Supplied data
++++++++++

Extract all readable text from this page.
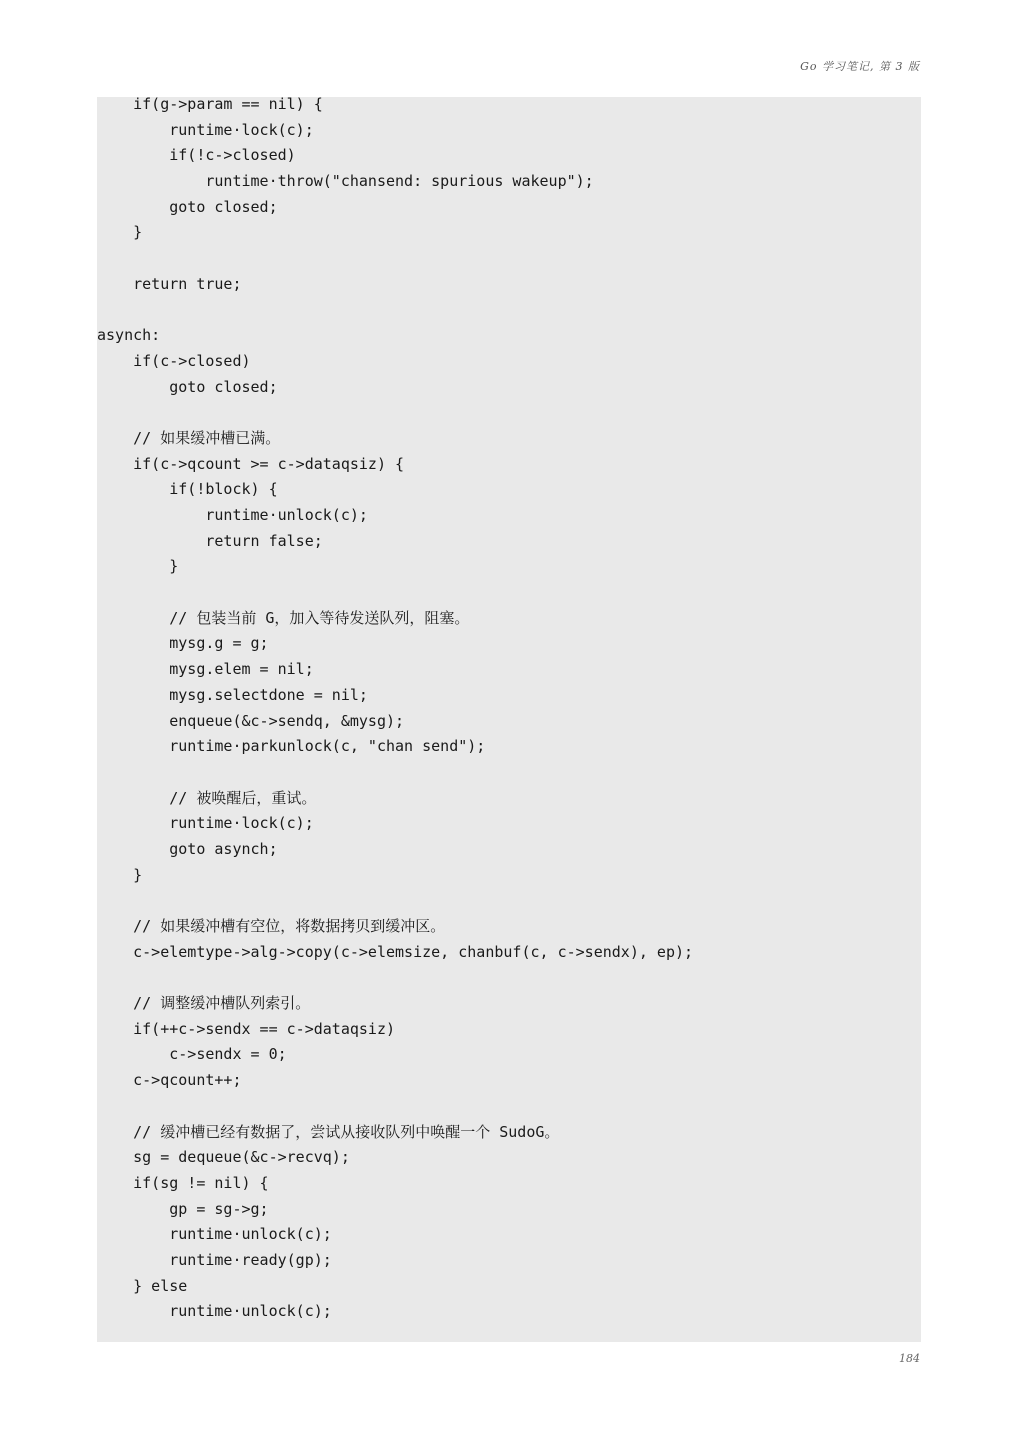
Go 学习笔记, 第 3 版
if(g->param == nil) {
runtime·lock(c);
if(!c->closed)
runtime·throw("chansend: spurious wakeup");
goto closed;
}
return true;
asynch:
if(c->closed)
goto closed;
// 如果缓冲槽已满。
if(c->qcount >= c->dataqsiz) {
if(!block) {
runtime·unlock(c);
return false;
}
// 包装当前 G，加入等待发送队列，阻塞。
mysg.g = g;
mysg.elem = nil;
mysg.selectdone = nil;
enqueue(&c->sendq, &mysg);
runtime·parkunlock(c, "chan send");
// 被唤醒后，重试。
runtime·lock(c);
goto asynch;
}
// 如果缓冲槽有空位，将数据拷贝到缓冲区。
c->elemtype->alg->copy(c->elemsize, chanbuf(c, c->sendx), ep);
// 调整缓冲槽队列索引。
if(++c->sendx == c->dataqsiz)
c->sendx = 0;
c->qcount++;
// 缓冲槽已经有数据了，尝试从接收队列中唤醒一个 SudoG。
sg = dequeue(&c->recvq);
if(sg != nil) {
gp = sg->g;
runtime·unlock(c);
runtime·ready(gp);
} else
runtime·unlock(c);
184
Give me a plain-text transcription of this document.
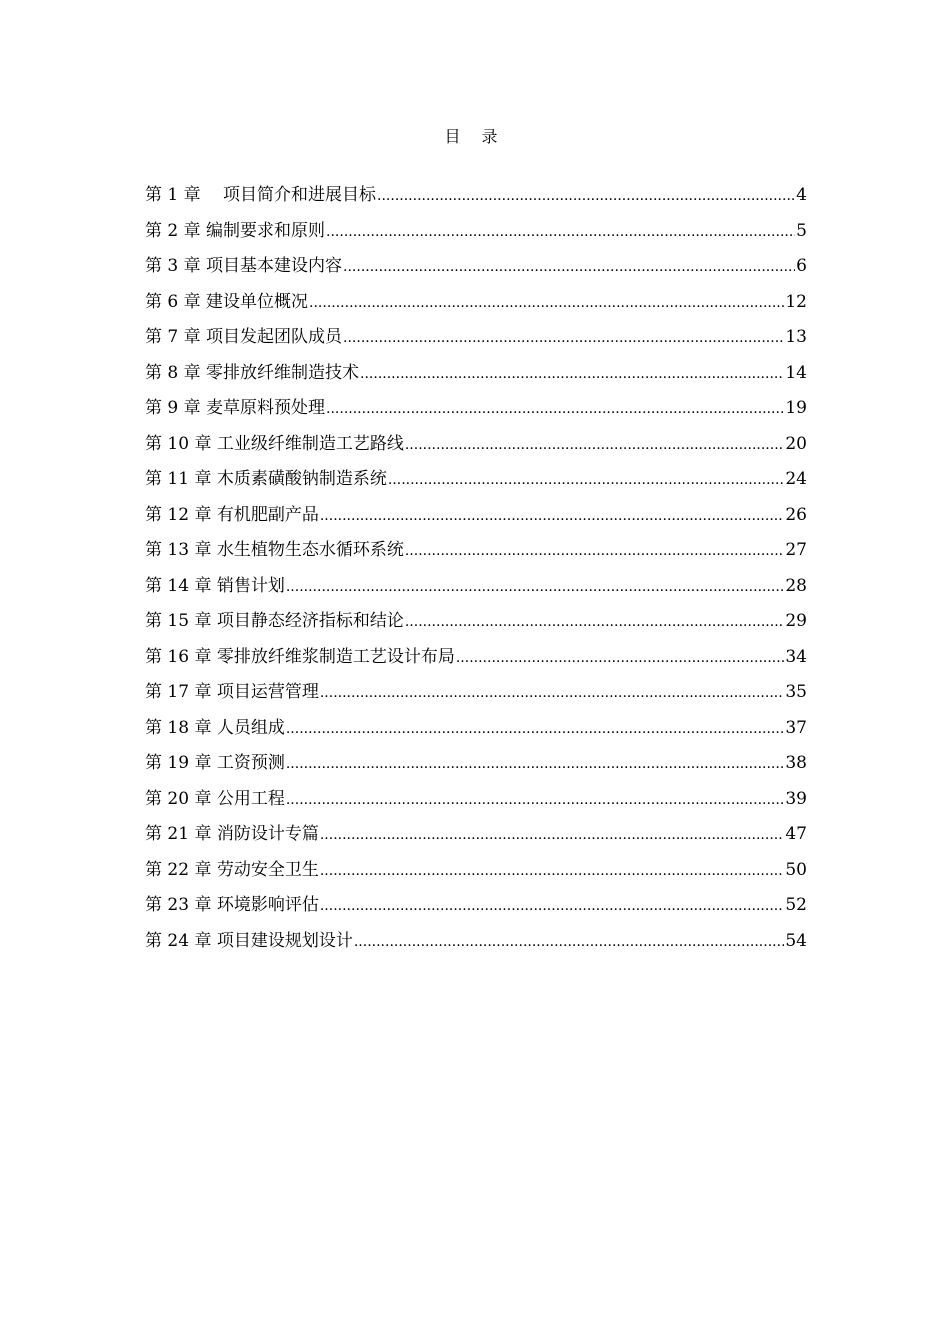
目 录
第 1 章　 项目简介和进展目标 .....	4
第 2 章 编制要求和原则 .....	5
第 3 章 项目基本建设内容 .....	6
第 6 章 建设单位概况 .....	12
第 7 章 项目发起团队成员 .....	13
第 8 章 零排放纤维制造技术 .....	14
第 9 章 麦草原料预处理 .....	19
第 10 章 工业级纤维制造工艺路线 .....	20
第 11 章 木质素磺酸钠制造系统 .....	24
第 12 章 有机肥副产品 .....	26
第 13 章 水生植物生态水循环系统 .....	27
第 14 章 销售计划 .....	28
第 15 章 项目静态经济指标和结论 .....	29
第 16 章 零排放纤维浆制造工艺设计布局 .....	34
第 17 章 项目运营管理 .....	35
第 18 章 人员组成 .....	37
第 19 章 工资预测 .....	38
第 20 章 公用工程 .....	39
第 21 章 消防设计专篇 .....	47
第 22 章 劳动安全卫生 .....	50
第 23 章 环境影响评估 .....	52
第 24 章 项目建设规划设计 .....	54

++++++++++

Instruction
Look through the data and gather every line with the string "dataqsiz" in it.

Written solution
if(c->qcount >= c->dataqsiz) {
if(++c->sendx == c->dataqsiz)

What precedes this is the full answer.